──────── Information supplied ────────
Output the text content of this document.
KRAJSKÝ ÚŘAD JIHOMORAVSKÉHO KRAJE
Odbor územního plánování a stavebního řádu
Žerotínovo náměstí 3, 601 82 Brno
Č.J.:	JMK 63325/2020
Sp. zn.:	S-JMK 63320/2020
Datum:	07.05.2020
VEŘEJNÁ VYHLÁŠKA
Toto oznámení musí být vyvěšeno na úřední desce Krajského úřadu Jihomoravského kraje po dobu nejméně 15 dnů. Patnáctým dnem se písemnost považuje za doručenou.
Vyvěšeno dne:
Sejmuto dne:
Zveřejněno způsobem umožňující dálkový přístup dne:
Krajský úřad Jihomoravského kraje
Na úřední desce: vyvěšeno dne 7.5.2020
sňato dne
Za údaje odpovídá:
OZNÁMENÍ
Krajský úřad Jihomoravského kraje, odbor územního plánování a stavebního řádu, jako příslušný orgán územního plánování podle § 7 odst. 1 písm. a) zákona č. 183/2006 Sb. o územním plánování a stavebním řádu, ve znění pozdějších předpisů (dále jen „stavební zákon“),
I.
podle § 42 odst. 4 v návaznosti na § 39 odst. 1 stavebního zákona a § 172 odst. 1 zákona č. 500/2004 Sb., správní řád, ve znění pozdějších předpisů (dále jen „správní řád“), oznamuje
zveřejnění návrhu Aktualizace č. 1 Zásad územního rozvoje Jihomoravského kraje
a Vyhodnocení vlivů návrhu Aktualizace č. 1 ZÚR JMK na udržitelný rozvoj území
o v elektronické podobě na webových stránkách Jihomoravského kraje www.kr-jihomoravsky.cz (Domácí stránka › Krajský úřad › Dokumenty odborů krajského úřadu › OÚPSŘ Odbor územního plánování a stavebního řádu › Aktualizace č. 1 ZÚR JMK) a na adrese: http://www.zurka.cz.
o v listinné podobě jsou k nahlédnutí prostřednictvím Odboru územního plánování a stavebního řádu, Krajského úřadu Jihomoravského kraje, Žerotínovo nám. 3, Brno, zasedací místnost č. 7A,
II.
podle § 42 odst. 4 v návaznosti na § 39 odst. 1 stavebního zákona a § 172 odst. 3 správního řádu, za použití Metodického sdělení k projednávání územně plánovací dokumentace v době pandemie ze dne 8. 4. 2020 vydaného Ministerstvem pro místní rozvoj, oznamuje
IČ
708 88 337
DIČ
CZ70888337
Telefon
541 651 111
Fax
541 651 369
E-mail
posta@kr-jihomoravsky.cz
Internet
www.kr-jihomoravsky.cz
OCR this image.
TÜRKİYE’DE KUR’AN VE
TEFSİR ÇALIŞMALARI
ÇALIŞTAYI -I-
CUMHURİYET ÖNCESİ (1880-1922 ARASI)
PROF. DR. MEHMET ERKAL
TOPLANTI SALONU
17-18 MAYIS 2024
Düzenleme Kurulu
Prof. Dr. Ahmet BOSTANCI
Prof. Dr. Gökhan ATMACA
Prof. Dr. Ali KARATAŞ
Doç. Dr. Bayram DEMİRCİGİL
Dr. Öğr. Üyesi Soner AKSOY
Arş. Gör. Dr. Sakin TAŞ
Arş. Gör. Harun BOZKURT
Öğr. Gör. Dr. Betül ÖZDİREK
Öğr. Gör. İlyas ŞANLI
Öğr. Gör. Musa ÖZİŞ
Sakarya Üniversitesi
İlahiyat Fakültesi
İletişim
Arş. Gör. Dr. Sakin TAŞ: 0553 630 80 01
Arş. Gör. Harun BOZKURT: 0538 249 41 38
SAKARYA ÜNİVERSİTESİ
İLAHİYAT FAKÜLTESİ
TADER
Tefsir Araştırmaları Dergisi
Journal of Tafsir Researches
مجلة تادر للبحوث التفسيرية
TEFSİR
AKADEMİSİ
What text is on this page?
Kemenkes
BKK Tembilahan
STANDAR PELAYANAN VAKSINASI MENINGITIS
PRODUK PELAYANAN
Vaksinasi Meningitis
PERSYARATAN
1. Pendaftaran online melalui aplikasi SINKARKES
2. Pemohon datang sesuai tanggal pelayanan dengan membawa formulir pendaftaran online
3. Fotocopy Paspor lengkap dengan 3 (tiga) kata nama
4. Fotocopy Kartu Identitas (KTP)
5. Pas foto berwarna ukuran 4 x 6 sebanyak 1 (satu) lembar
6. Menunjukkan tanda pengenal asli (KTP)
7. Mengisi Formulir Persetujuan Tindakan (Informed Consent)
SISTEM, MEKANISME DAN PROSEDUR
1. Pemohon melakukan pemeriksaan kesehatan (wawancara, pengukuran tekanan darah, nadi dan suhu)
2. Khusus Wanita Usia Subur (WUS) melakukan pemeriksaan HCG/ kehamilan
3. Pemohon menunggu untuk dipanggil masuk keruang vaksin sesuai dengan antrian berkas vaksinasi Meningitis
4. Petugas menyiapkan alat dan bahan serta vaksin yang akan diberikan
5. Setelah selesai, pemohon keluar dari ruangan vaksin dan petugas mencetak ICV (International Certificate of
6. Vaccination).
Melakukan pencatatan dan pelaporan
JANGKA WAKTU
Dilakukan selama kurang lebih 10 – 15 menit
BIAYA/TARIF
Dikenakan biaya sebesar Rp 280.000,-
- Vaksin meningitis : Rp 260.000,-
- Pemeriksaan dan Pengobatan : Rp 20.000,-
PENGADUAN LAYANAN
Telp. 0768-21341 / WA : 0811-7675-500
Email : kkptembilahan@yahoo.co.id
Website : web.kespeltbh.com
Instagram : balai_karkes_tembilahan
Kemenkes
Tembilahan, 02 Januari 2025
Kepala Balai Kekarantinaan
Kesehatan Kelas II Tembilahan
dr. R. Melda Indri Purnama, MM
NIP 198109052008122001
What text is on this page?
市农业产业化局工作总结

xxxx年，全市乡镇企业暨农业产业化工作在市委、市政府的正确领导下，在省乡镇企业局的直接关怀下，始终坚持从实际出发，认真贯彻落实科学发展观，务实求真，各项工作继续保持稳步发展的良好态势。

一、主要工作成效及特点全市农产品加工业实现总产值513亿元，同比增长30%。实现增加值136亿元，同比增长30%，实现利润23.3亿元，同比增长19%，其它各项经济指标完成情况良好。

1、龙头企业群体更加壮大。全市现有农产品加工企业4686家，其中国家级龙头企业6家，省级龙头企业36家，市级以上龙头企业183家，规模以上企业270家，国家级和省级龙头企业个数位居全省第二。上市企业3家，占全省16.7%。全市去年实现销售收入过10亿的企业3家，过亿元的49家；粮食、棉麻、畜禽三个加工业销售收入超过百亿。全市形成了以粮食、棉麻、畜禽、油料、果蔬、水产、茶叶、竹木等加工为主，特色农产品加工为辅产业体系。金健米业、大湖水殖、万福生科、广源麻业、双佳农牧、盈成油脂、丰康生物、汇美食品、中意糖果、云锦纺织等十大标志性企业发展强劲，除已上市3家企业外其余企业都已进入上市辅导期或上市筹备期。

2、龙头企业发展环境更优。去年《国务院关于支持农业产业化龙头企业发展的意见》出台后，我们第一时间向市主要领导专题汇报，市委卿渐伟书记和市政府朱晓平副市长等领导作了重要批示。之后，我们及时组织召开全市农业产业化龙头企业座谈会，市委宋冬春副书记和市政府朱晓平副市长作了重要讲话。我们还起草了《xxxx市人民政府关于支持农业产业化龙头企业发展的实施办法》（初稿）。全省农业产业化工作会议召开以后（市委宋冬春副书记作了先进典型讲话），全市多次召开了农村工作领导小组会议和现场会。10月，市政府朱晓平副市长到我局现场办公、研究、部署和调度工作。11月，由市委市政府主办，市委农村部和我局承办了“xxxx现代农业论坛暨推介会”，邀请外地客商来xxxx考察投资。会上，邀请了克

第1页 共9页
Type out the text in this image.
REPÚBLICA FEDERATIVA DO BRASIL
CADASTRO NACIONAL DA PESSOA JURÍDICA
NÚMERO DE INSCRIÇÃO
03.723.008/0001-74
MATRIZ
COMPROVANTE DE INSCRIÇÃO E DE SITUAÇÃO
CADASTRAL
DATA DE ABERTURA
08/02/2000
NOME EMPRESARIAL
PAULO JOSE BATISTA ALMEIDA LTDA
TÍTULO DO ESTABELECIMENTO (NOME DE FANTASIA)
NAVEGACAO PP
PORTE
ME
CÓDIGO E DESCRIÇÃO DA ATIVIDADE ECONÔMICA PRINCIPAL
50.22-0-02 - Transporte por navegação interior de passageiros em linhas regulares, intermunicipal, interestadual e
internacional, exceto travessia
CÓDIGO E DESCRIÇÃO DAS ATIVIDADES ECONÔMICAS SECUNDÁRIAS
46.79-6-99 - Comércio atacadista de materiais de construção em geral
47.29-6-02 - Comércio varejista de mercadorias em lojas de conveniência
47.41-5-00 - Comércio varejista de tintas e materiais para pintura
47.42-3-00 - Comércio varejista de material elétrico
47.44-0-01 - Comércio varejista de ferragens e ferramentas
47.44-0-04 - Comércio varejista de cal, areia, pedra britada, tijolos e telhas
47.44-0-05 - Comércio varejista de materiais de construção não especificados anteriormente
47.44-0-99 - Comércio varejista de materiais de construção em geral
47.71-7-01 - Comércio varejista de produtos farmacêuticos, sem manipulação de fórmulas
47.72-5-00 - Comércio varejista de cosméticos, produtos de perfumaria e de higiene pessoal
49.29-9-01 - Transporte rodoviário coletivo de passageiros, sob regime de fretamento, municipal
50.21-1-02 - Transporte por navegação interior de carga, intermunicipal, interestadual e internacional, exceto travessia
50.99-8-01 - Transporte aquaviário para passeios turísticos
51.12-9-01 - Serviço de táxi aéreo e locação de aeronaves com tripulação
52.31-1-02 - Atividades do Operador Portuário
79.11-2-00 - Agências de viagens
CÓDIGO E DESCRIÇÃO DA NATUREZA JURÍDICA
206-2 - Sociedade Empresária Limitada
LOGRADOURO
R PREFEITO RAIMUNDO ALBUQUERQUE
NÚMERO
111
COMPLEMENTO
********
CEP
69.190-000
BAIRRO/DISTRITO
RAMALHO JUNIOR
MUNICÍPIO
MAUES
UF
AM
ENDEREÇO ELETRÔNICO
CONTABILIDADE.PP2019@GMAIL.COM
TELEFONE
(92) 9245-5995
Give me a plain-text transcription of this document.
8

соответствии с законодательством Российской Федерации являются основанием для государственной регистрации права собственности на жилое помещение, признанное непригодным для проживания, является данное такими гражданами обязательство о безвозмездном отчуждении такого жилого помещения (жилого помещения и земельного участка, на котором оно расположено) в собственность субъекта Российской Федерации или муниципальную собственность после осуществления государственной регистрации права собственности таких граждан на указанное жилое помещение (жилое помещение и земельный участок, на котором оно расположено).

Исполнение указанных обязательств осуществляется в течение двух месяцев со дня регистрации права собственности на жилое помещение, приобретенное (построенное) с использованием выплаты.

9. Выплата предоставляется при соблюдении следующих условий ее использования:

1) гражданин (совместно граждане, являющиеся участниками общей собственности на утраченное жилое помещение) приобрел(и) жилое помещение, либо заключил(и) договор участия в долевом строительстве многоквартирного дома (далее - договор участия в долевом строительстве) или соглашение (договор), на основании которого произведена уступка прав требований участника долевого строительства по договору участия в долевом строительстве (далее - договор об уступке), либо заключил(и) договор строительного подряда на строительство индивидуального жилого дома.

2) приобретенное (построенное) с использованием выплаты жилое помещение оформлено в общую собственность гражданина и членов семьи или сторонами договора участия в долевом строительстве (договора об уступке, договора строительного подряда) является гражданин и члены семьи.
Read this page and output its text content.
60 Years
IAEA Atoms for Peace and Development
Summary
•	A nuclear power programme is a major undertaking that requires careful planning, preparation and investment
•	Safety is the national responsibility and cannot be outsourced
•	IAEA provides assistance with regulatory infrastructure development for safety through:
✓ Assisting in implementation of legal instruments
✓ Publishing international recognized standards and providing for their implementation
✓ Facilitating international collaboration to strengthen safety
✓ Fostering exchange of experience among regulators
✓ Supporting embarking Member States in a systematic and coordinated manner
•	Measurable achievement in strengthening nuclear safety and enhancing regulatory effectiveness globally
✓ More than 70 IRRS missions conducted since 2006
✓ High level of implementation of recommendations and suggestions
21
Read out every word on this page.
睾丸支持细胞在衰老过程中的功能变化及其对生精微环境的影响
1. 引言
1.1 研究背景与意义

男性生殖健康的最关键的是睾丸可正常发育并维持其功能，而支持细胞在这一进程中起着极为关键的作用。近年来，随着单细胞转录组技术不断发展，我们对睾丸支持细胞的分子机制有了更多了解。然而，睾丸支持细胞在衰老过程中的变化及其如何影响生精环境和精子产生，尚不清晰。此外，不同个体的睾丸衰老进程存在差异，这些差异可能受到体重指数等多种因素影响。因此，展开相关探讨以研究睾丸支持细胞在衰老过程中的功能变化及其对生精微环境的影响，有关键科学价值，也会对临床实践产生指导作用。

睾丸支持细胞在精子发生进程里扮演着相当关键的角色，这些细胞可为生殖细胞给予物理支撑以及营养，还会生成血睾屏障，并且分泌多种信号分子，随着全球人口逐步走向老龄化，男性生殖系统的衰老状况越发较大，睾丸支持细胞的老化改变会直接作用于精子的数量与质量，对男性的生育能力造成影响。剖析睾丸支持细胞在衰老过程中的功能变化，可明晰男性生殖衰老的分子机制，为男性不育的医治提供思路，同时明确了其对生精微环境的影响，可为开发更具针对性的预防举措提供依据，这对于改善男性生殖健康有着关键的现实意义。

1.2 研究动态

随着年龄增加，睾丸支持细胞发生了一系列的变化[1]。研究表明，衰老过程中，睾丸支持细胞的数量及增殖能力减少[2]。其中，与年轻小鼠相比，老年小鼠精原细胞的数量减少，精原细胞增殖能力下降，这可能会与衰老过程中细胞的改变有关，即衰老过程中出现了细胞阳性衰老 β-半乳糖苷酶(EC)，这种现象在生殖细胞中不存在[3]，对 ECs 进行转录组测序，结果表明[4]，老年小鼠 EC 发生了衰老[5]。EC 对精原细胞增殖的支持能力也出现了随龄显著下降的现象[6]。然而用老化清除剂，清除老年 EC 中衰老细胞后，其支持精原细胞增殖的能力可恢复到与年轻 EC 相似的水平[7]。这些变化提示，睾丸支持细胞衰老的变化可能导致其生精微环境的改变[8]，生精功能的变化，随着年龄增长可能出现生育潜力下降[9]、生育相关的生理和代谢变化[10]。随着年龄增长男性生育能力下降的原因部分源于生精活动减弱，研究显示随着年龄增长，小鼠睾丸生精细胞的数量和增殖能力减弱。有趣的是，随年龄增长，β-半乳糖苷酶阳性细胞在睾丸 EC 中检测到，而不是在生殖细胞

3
────────
What you are asked to do - In the listing above, find each line with the word "stavebního" and copy it.

Result of the task -
Odbor územního plánování a stavebního řádu
Krajský úřad Jihomoravského kraje, odbor územního plánování a stavebního řádu, jako příslušný orgán územního plánování podle § 7 odst. 1 písm. a) zákona č. 183/2006 Sb. o územním plánování a stavebním řádu, ve znění pozdějších předpisů (dále jen „stavební zákon“),
podle § 42 odst. 4 v návaznosti na § 39 odst. 1 stavebního zákona a § 172 odst. 1 zákona č. 500/2004 Sb., správní řád, ve znění pozdějších předpisů (dále jen „správní řád“), oznamuje
o v elektronické podobě na webových stránkách Jihomoravského kraje www.kr-jihomoravsky.cz (Domácí stránka › Krajský úřad › Dokumenty odborů krajského úřadu › OÚPSŘ Odbor územního plánování a stavebního řádu › Aktualizace č. 1 ZÚR JMK) a na adrese: http://www.zurka.cz.
o v listinné podobě jsou k nahlédnutí prostřednictvím Odboru územního plánování a stavebního řádu, Krajského úřadu Jihomoravského kraje, Žerotínovo nám. 3, Brno, zasedací místnost č. 7A,
podle § 42 odst. 4 v návaznosti na § 39 odst. 1 stavebního zákona a § 172 odst. 3 správního řádu, za použití Metodického sdělení k projednávání územně plánovací dokumentace v době pandemie ze dne 8. 4. 2020 vydaného Ministerstvem pro místní rozvoj, oznamuje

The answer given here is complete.